• **PAGE EXCERPT**:
My strategy is nearly foolproof. The setup is easy to spot.
Almost every time it happens, shareholders see a huge short-term pop in
the stock price.
As I said last month, this type of setup is rare. In fact, I only
remember it happening twice in 2010. Both times, the two large-cap banks
jumped more than 30% inside a few months.
I'm seeing the same setup today. Before I get to that, though, let me explain how it works...
The setup I'm talking about has to do with a bank's tangible book value.
Tangible assets are cash, inventory, buildings... anything that can be
touched. Tangible book value does not include "goodwill" and other
assets that are hard to value.
To put it another way, tangible book value is what shareholders can
expect to receive if a company goes bankrupt and sells all its assets.
Once a large-cap bank's stock price falls below its tangible book value, shares almost always skyrocket higher.
The last time this setup happened was two months ago. Bank of
America's tangible book value was $11.10. Once the share price dipped
below that, the stock jumped more than 30% in less than two months.
Today, we have an opportunity to make 30% on another large-cap bank. It's trading right at its tangible book value.
On Tuesday, Citigroup reported earnings that fell short of
analysts' estimates. Wall Street was expecting earnings of eight cents a
share. The company reported earnings of four cents. The shortfall was
due to a $2 billion decline in trading revenue.
The decline in trading revenue is a one-time event. It
does not indicate business is bad at Citigroup. Overall, banking trends
remain favorable. Credit-card delinquencies continue to decline. Plus,
tangible book value increased from $4.10 a share last quarter to $4.50.

• **GOAL**:
Restate the bank-stock passage starting at "The last time" and ending at "its tangible book value.", swapping "share price" for "stock price".

• **SOURCE DATA**:

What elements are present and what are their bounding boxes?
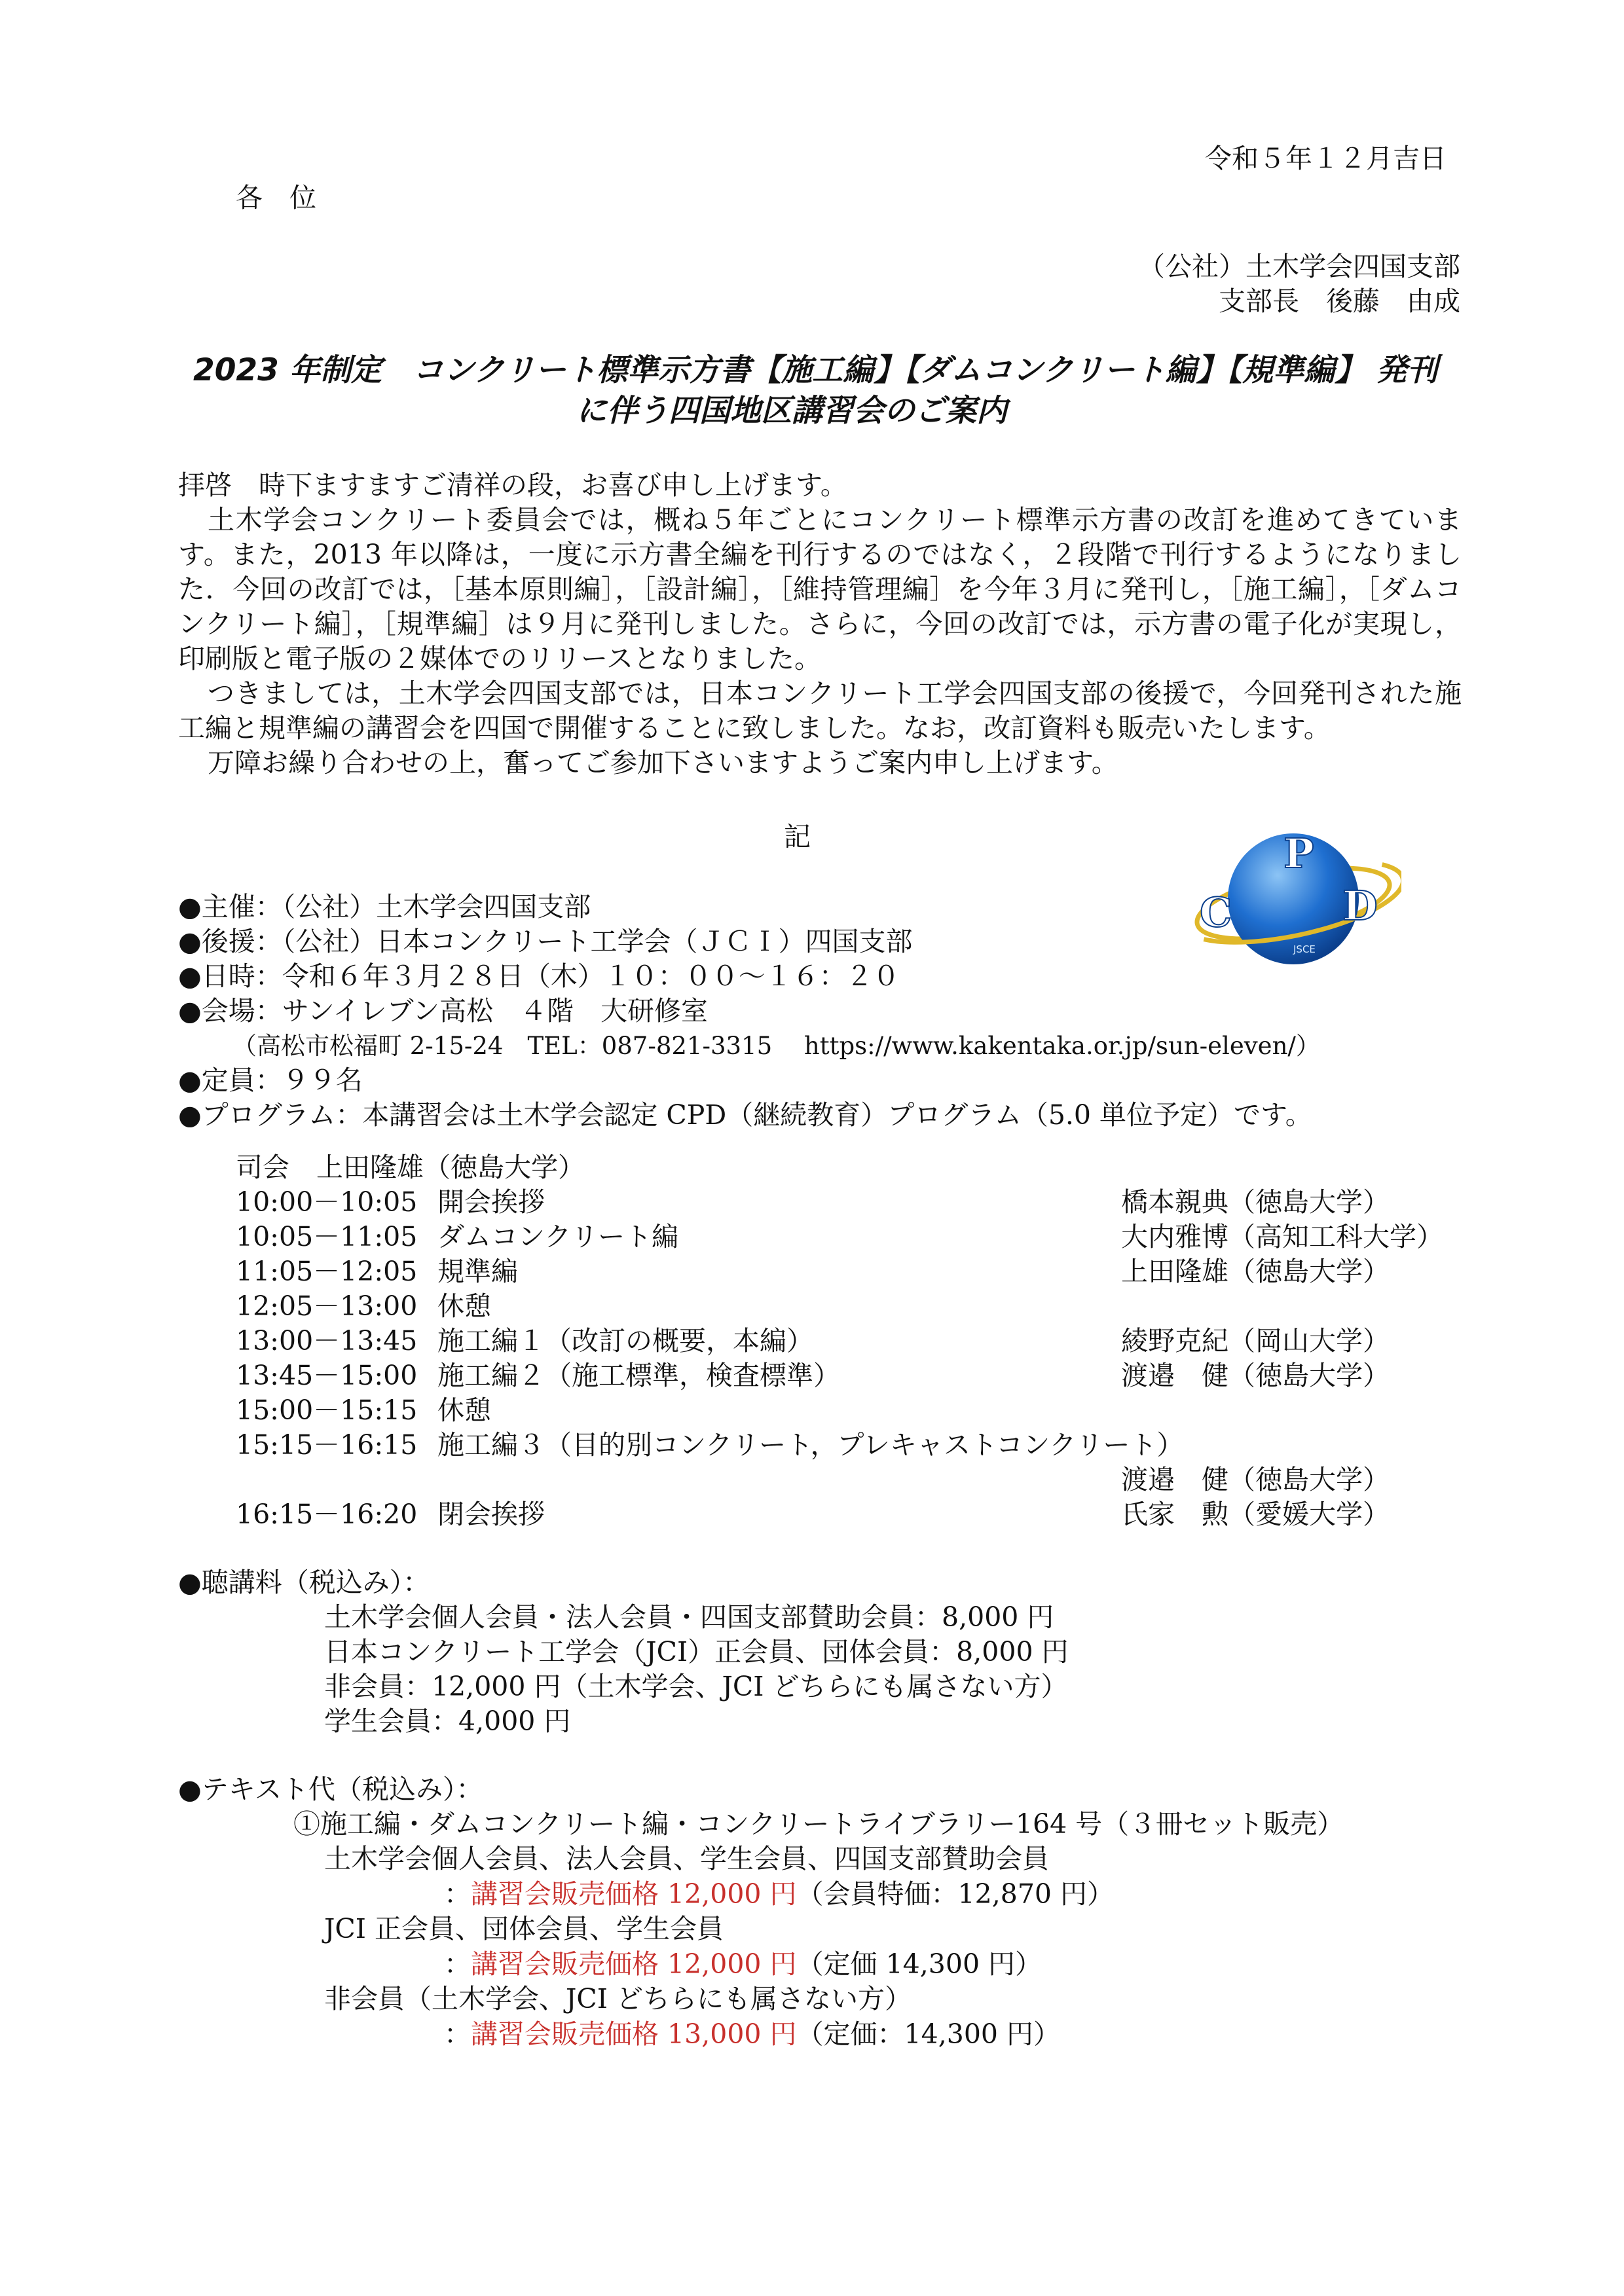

• **PROBLEM SOLUTION**:
The last time this setup happened was two months ago. Bank of
America's tangible book value was $11.10. Once the stock price dipped
below that, the stock jumped more than 30% in less than two months.
Today, we have an opportunity to make 30% on another large-cap bank. It's trading right at its tangible book value.